----- Input rows -----
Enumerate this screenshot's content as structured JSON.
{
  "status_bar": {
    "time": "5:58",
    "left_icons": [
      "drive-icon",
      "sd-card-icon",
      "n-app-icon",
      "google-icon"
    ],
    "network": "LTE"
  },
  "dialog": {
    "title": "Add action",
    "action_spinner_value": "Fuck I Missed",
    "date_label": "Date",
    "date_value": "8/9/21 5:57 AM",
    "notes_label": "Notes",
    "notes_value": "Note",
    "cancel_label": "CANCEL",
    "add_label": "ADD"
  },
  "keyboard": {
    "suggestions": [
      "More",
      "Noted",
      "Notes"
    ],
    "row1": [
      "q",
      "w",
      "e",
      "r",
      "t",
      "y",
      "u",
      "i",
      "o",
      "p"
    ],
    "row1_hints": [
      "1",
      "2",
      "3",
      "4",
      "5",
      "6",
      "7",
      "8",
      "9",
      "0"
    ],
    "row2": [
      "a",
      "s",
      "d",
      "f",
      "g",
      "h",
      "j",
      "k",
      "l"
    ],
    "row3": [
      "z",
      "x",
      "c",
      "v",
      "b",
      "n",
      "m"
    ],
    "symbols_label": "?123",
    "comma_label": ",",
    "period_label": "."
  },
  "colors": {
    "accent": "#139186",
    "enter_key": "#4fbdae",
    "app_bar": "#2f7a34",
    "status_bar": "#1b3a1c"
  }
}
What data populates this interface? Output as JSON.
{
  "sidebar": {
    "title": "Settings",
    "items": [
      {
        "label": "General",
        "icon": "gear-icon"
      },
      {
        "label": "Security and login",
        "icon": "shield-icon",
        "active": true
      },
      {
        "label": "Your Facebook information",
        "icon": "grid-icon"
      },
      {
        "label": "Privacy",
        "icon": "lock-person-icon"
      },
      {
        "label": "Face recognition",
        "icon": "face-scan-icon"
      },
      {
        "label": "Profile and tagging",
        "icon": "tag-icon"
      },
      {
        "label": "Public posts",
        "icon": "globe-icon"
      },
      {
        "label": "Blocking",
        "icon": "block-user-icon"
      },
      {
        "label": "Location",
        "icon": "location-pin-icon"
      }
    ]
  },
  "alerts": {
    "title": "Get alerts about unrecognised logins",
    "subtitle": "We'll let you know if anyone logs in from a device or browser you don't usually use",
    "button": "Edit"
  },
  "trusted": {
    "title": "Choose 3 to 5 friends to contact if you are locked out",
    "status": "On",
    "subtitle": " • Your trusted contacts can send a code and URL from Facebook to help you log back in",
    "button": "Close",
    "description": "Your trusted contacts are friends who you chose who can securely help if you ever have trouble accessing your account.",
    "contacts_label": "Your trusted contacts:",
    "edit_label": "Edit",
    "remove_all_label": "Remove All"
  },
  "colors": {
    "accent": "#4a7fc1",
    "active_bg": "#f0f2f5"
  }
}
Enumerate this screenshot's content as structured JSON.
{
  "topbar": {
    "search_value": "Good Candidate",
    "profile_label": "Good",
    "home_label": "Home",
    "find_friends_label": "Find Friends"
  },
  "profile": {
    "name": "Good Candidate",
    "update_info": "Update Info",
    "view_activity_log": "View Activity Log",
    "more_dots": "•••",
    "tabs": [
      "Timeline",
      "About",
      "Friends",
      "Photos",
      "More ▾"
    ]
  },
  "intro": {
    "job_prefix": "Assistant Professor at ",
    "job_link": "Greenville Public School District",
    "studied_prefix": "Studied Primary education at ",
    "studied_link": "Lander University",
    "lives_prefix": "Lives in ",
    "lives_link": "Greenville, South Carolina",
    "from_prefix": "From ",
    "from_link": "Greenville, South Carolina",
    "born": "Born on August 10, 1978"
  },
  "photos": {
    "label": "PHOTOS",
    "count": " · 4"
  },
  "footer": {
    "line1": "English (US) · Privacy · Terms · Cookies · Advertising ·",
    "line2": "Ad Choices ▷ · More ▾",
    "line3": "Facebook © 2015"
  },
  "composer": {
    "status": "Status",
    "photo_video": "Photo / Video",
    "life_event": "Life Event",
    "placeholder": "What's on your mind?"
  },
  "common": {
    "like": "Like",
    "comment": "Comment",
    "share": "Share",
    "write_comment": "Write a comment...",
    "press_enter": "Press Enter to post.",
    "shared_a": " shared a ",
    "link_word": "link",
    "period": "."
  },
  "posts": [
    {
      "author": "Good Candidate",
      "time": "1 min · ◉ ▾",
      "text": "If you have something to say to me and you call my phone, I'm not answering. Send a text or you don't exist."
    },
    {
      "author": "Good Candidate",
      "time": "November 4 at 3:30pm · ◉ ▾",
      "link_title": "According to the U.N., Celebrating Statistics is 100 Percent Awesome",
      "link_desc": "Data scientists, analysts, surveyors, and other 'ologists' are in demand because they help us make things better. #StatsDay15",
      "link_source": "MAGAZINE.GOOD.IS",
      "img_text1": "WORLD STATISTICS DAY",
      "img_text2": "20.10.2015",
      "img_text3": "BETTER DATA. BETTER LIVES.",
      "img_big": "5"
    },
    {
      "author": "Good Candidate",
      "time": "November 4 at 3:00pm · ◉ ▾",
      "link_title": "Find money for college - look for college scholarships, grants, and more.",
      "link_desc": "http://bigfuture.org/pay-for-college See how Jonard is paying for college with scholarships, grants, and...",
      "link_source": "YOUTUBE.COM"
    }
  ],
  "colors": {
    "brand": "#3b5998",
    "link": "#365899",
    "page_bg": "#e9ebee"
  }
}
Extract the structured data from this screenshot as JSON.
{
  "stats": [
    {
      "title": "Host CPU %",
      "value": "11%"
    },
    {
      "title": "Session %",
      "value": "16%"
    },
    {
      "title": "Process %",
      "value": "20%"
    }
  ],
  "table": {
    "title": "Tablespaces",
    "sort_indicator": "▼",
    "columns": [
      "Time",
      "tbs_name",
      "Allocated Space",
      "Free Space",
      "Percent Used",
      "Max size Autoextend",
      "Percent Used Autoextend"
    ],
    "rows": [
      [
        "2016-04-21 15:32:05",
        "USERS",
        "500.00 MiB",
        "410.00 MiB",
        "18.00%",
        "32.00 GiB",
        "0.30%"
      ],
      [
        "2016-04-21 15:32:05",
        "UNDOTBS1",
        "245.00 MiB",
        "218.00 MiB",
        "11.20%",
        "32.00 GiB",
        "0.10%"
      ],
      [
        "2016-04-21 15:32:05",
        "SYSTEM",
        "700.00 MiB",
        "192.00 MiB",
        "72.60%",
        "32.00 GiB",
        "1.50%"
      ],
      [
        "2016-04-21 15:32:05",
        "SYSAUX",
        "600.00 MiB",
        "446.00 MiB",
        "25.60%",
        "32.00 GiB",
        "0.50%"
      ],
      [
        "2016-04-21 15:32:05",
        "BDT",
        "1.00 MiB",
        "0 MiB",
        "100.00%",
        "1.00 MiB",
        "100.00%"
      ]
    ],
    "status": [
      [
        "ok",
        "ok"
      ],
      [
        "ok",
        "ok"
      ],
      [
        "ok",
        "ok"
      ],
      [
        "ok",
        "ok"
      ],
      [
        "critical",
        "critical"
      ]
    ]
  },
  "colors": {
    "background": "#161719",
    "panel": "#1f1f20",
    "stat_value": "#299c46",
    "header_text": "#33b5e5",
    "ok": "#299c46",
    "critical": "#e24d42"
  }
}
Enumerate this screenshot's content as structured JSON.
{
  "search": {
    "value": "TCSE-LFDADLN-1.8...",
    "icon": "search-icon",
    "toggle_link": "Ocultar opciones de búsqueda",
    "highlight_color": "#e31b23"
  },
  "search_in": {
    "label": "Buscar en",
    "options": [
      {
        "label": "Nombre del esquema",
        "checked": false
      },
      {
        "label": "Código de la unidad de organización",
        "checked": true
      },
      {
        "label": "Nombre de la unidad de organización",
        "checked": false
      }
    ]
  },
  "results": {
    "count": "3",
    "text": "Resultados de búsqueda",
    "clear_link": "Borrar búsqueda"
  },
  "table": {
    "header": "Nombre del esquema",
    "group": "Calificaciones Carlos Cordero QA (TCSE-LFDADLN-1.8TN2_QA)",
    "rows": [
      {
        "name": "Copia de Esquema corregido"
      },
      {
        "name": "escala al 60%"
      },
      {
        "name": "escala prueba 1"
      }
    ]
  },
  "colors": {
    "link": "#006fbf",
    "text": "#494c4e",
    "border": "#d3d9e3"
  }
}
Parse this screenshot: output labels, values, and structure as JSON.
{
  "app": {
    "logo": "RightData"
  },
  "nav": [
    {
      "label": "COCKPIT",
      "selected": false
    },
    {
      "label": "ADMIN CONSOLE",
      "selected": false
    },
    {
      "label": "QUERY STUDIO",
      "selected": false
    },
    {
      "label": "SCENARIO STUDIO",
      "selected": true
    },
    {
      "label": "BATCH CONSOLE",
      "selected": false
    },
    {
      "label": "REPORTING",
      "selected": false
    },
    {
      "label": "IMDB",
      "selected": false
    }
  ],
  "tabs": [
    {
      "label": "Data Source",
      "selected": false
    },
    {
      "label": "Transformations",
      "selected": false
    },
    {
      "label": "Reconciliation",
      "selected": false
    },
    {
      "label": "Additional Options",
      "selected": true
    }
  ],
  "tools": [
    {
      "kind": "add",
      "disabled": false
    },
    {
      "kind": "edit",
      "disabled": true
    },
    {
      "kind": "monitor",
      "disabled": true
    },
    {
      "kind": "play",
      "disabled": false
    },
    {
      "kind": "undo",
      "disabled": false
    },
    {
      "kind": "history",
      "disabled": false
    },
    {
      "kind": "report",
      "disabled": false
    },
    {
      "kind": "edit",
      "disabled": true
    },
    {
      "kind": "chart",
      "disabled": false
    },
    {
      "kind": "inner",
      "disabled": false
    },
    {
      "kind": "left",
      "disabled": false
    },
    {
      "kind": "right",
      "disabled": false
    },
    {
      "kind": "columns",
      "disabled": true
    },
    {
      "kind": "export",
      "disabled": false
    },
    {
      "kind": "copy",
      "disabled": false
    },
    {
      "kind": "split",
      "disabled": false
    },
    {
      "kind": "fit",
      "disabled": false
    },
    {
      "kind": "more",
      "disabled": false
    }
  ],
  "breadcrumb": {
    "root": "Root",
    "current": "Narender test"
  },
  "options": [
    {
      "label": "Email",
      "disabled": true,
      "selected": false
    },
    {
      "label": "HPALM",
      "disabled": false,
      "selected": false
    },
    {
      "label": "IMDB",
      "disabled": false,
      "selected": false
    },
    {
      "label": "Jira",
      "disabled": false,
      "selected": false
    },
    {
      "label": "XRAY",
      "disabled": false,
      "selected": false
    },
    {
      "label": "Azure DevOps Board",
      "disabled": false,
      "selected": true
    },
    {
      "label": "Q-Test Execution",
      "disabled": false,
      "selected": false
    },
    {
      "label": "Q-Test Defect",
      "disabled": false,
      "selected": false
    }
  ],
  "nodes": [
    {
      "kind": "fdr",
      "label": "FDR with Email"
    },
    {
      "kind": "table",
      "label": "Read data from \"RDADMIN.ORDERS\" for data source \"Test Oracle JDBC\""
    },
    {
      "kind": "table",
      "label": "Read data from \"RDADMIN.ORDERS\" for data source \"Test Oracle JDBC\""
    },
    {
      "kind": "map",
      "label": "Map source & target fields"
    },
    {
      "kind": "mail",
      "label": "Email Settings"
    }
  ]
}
-----
## The problem
Find and copy each line above that includes the string "Percent".

## Reply
      "link_title": "According to the U.N., Celebrating Statistics is 100 Percent Awesome",
      "Percent Used",
      "Percent Used Autoextend"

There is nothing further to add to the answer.